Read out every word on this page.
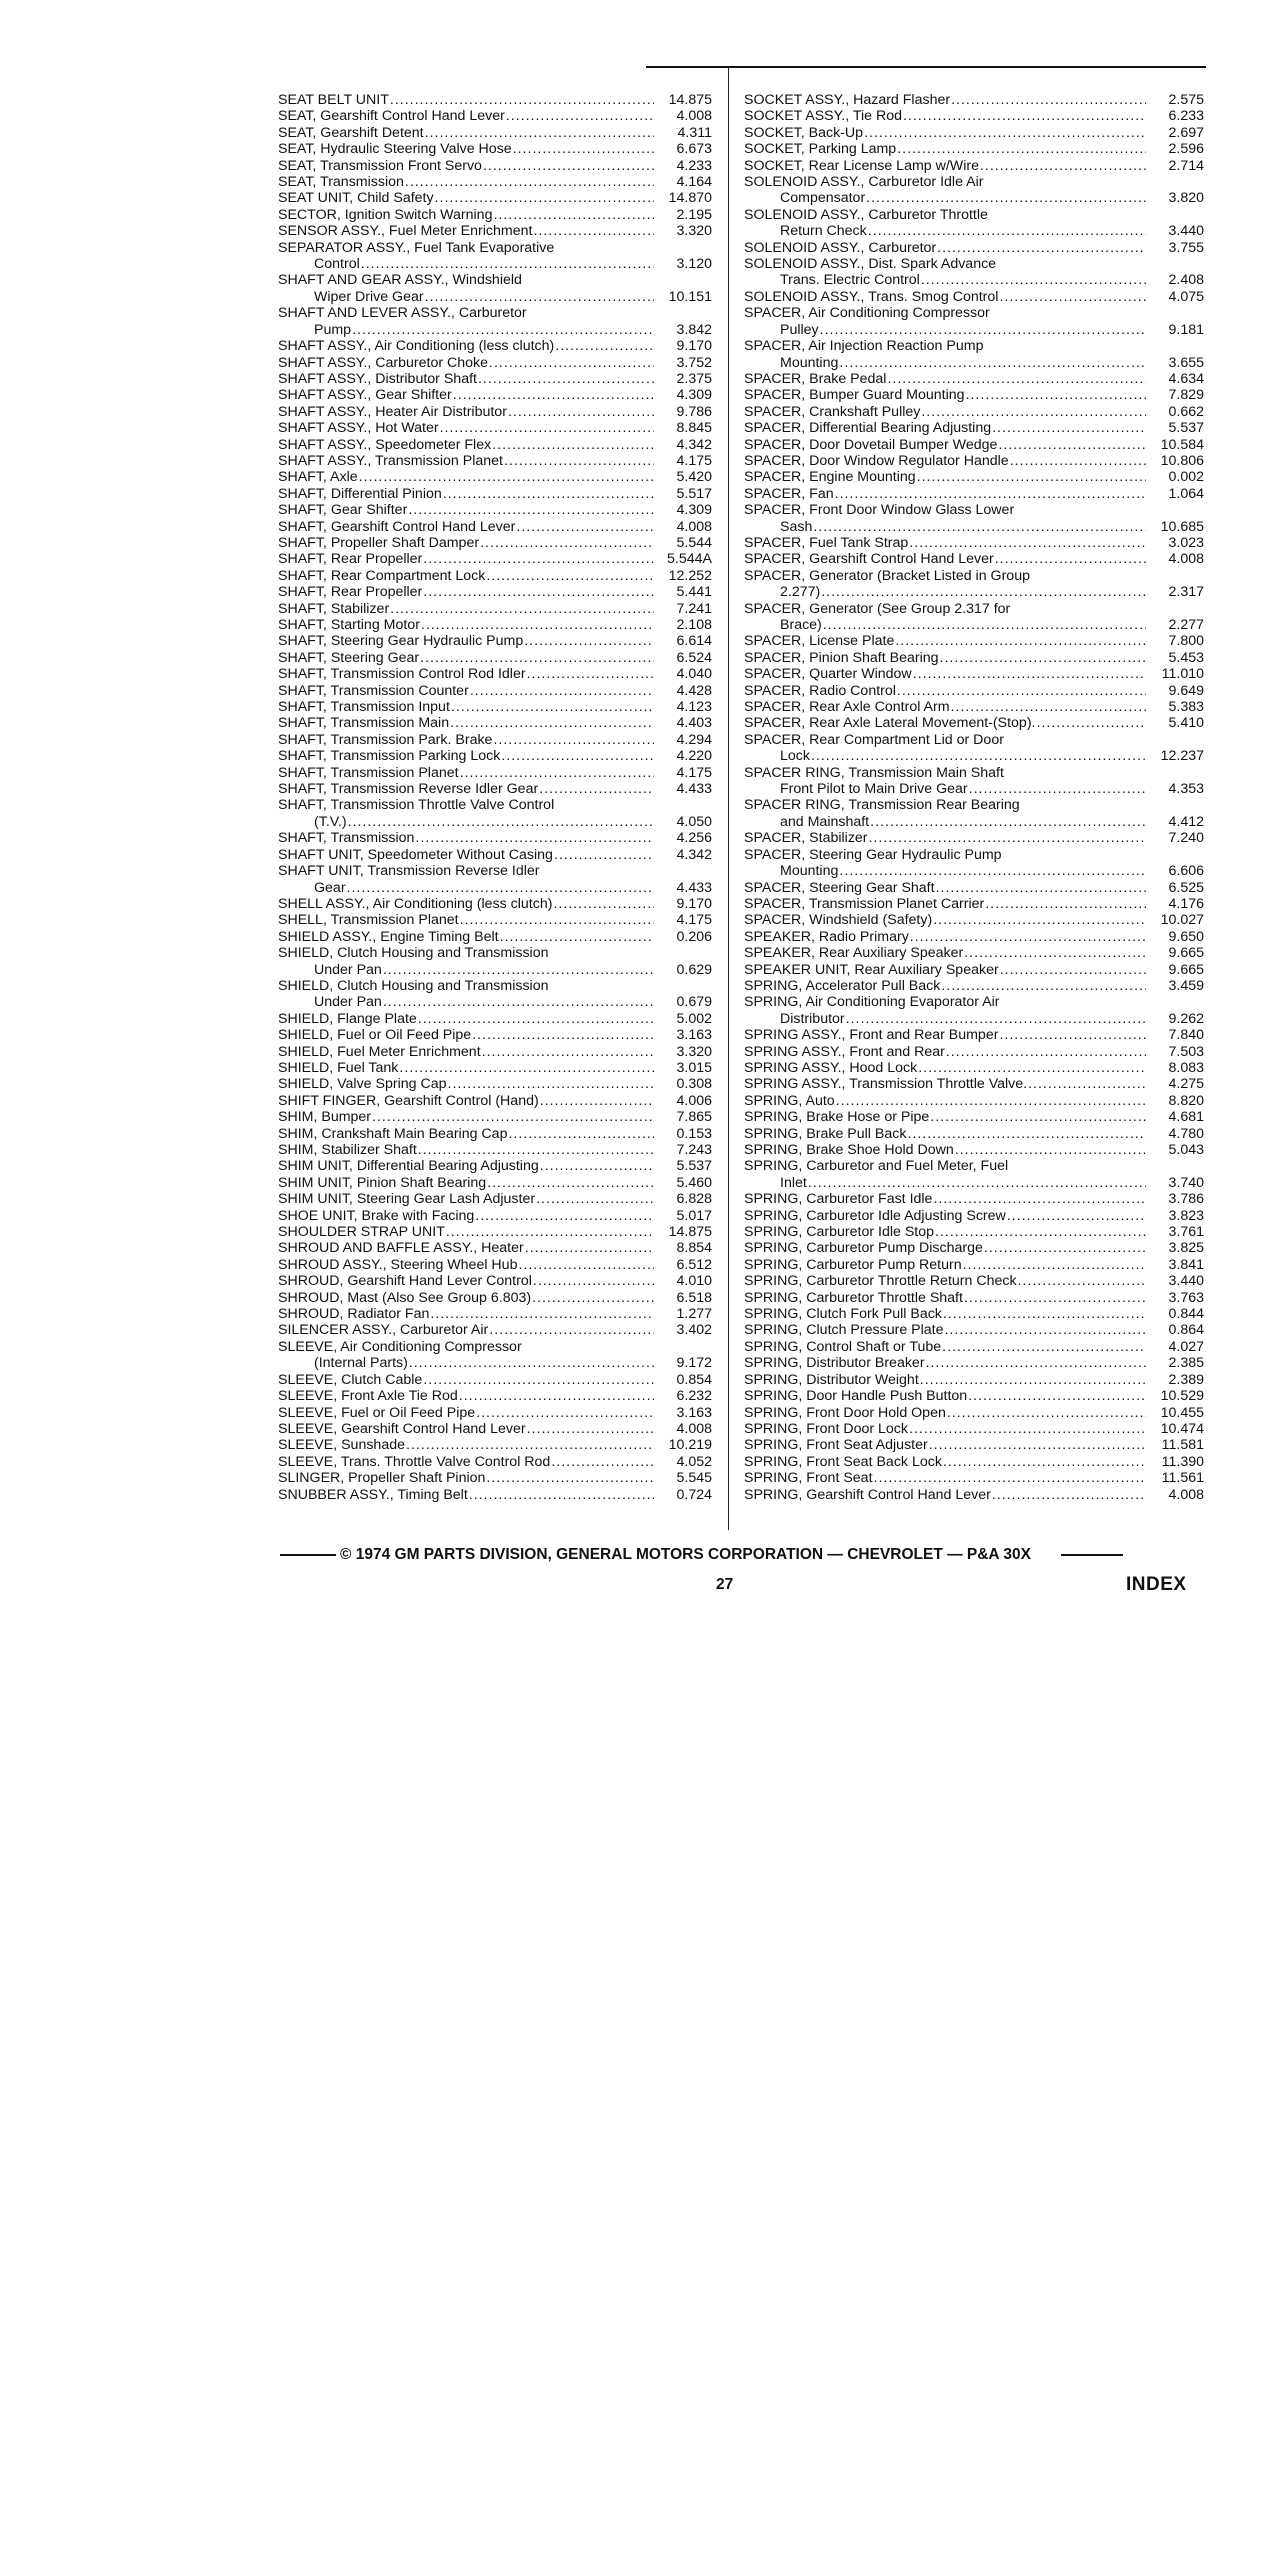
SEAT BELT UNIT .....	14.875
SEAT, Gearshift Control Hand Lever .....	4.008
SEAT, Gearshift Detent .....	4.311
SEAT, Hydraulic Steering Valve Hose .....	6.673
SEAT, Transmission Front Servo .....	4.233
SEAT, Transmission .....	4.164
SEAT UNIT, Child Safety .....	14.870
SECTOR, Ignition Switch Warning .....	2.195
SENSOR ASSY., Fuel Meter Enrichment .....	3.320
SEPARATOR ASSY., Fuel Tank Evaporative
Control .....	3.120
SHAFT AND GEAR ASSY., Windshield
Wiper Drive Gear .....	10.151
SHAFT AND LEVER ASSY., Carburetor
Pump .....	3.842
SHAFT ASSY., Air Conditioning (less clutch) .....	9.170
SHAFT ASSY., Carburetor Choke .....	3.752
SHAFT ASSY., Distributor Shaft .....	2.375
SHAFT ASSY., Gear Shifter .....	4.309
SHAFT ASSY., Heater Air Distributor .....	9.786
SHAFT ASSY., Hot Water .....	8.845
SHAFT ASSY., Speedometer Flex .....	4.342
SHAFT ASSY., Transmission Planet .....	4.175
SHAFT, Axle .....	5.420
SHAFT, Differential Pinion .....	5.517
SHAFT, Gear Shifter .....	4.309
SHAFT, Gearshift Control Hand Lever .....	4.008
SHAFT, Propeller Shaft Damper .....	5.544
SHAFT, Rear Propeller .....	5.544A
SHAFT, Rear Compartment Lock .....	12.252
SHAFT, Rear Propeller .....	5.441
SHAFT, Stabilizer .....	7.241
SHAFT, Starting Motor .....	2.108
SHAFT, Steering Gear Hydraulic Pump .....	6.614
SHAFT, Steering Gear .....	6.524
SHAFT, Transmission Control Rod Idler .....	4.040
SHAFT, Transmission Counter .....	4.428
SHAFT, Transmission Input .....	4.123
SHAFT, Transmission Main .....	4.403
SHAFT, Transmission Park. Brake .....	4.294
SHAFT, Transmission Parking Lock .....	4.220
SHAFT, Transmission Planet .....	4.175
SHAFT, Transmission Reverse Idler Gear .....	4.433
SHAFT, Transmission Throttle Valve Control
(T.V.) .....	4.050
SHAFT, Transmission .....	4.256
SHAFT UNIT, Speedometer Without Casing .....	4.342
SHAFT UNIT, Transmission Reverse Idler
Gear .....	4.433
SHELL ASSY., Air Conditioning (less clutch) .....	9.170
SHELL, Transmission Planet .....	4.175
SHIELD ASSY., Engine Timing Belt .....	0.206
SHIELD, Clutch Housing and Transmission
Under Pan .....	0.629
SHIELD, Clutch Housing and Transmission
Under Pan .....	0.679
SHIELD, Flange Plate .....	5.002
SHIELD, Fuel or Oil Feed Pipe .....	3.163
SHIELD, Fuel Meter Enrichment .....	3.320
SHIELD, Fuel Tank .....	3.015
SHIELD, Valve Spring Cap .....	0.308
SHIFT FINGER, Gearshift Control (Hand) .....	4.006
SHIM, Bumper .....	7.865
SHIM, Crankshaft Main Bearing Cap .....	0.153
SHIM, Stabilizer Shaft .....	7.243
SHIM UNIT, Differential Bearing Adjusting .....	5.537
SHIM UNIT, Pinion Shaft Bearing .....	5.460
SHIM UNIT, Steering Gear Lash Adjuster .....	6.828
SHOE UNIT, Brake with Facing .....	5.017
SHOULDER STRAP UNIT .....	14.875
SHROUD AND BAFFLE ASSY., Heater .....	8.854
SHROUD ASSY., Steering Wheel Hub .....	6.512
SHROUD, Gearshift Hand Lever Control .....	4.010
SHROUD, Mast (Also See Group 6.803) .....	6.518
SHROUD, Radiator Fan .....	1.277
SILENCER ASSY., Carburetor Air .....	3.402
SLEEVE, Air Conditioning Compressor
(Internal Parts) .....	9.172
SLEEVE, Clutch Cable .....	0.854
SLEEVE, Front Axle Tie Rod .....	6.232
SLEEVE, Fuel or Oil Feed Pipe .....	3.163
SLEEVE, Gearshift Control Hand Lever .....	4.008
SLEEVE, Sunshade .....	10.219
SLEEVE, Trans. Throttle Valve Control Rod .....	4.052
SLINGER, Propeller Shaft Pinion .....	5.545
SNUBBER ASSY., Timing Belt .....	0.724
SOCKET ASSY., Hazard Flasher .....	2.575
SOCKET ASSY., Tie Rod .....	6.233
SOCKET, Back-Up .....	2.697
SOCKET, Parking Lamp .....	2.596
SOCKET, Rear License Lamp w/Wire .....	2.714
SOLENOID ASSY., Carburetor Idle Air
Compensator .....	3.820
SOLENOID ASSY., Carburetor Throttle
Return Check .....	3.440
SOLENOID ASSY., Carburetor .....	3.755
SOLENOID ASSY., Dist. Spark Advance
Trans. Electric Control .....	2.408
SOLENOID ASSY., Trans. Smog Control .....	4.075
SPACER, Air Conditioning Compressor
Pulley .....	9.181
SPACER, Air Injection Reaction Pump
Mounting .....	3.655
SPACER, Brake Pedal .....	4.634
SPACER, Bumper Guard Mounting .....	7.829
SPACER, Crankshaft Pulley .....	0.662
SPACER, Differential Bearing Adjusting .....	5.537
SPACER, Door Dovetail Bumper Wedge .....	10.584
SPACER, Door Window Regulator Handle .....	10.806
SPACER, Engine Mounting .....	0.002
SPACER, Fan .....	1.064
SPACER, Front Door Window Glass Lower
Sash .....	10.685
SPACER, Fuel Tank Strap .....	3.023
SPACER, Gearshift Control Hand Lever .....	4.008
SPACER, Generator (Bracket Listed in Group
2.277) .....	2.317
SPACER, Generator (See Group 2.317 for
Brace) .....	2.277
SPACER, License Plate .....	7.800
SPACER, Pinion Shaft Bearing .....	5.453
SPACER, Quarter Window .....	11.010
SPACER, Radio Control .....	9.649
SPACER, Rear Axle Control Arm .....	5.383
SPACER, Rear Axle Lateral Movement-(Stop). .....	5.410
SPACER, Rear Compartment Lid or Door
Lock .....	12.237
SPACER RING, Transmission Main Shaft
Front Pilot to Main Drive Gear .....	4.353
SPACER RING, Transmission Rear Bearing
and Mainshaft .....	4.412
SPACER, Stabilizer .....	7.240
SPACER, Steering Gear Hydraulic Pump
Mounting .....	6.606
SPACER, Steering Gear Shaft .....	6.525
SPACER, Transmission Planet Carrier .....	4.176
SPACER, Windshield (Safety) .....	10.027
SPEAKER, Radio Primary .....	9.650
SPEAKER, Rear Auxiliary Speaker .....	9.665
SPEAKER UNIT, Rear Auxiliary Speaker .....	9.665
SPRING, Accelerator Pull Back .....	3.459
SPRING, Air Conditioning Evaporator Air
Distributor .....	9.262
SPRING ASSY., Front and Rear Bumper .....	7.840
SPRING ASSY., Front and Rear .....	7.503
SPRING ASSY., Hood Lock .....	8.083
SPRING ASSY., Transmission Throttle Valve. .....	4.275
SPRING, Auto .....	8.820
SPRING, Brake Hose or Pipe .....	4.681
SPRING, Brake Pull Back .....	4.780
SPRING, Brake Shoe Hold Down .....	5.043
SPRING, Carburetor and Fuel Meter, Fuel
Inlet .....	3.740
SPRING, Carburetor Fast Idle .....	3.786
SPRING, Carburetor Idle Adjusting Screw .....	3.823
SPRING, Carburetor Idle Stop .....	3.761
SPRING, Carburetor Pump Discharge .....	3.825
SPRING, Carburetor Pump Return .....	3.841
SPRING, Carburetor Throttle Return Check .....	3.440
SPRING, Carburetor Throttle Shaft .....	3.763
SPRING, Clutch Fork Pull Back .....	0.844
SPRING, Clutch Pressure Plate .....	0.864
SPRING, Control Shaft or Tube .....	4.027
SPRING, Distributor Breaker .....	2.385
SPRING, Distributor Weight .....	2.389
SPRING, Door Handle Push Button .....	10.529
SPRING, Front Door Hold Open .....	10.455
SPRING, Front Door Lock .....	10.474
SPRING, Front Seat Adjuster .....	11.581
SPRING, Front Seat Back Lock .....	11.390
SPRING, Front Seat .....	11.561
SPRING, Gearshift Control Hand Lever .....	4.008
© 1974 GM PARTS DIVISION, GENERAL MOTORS CORPORATION — CHEVROLET — P&A 30X
27	INDEX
----------------
## TASK DIRECTIONS
Pull out each line of the entries that contains "Back".

## RESULT OF THIS EXERCISE
SOCKET, Back-Up .....	2.697
SPRING, Accelerator Pull Back .....	3.459
SPRING, Brake Pull Back .....	4.780
SPRING, Clutch Fork Pull Back .....	0.844
SPRING, Front Seat Back Lock .....	11.390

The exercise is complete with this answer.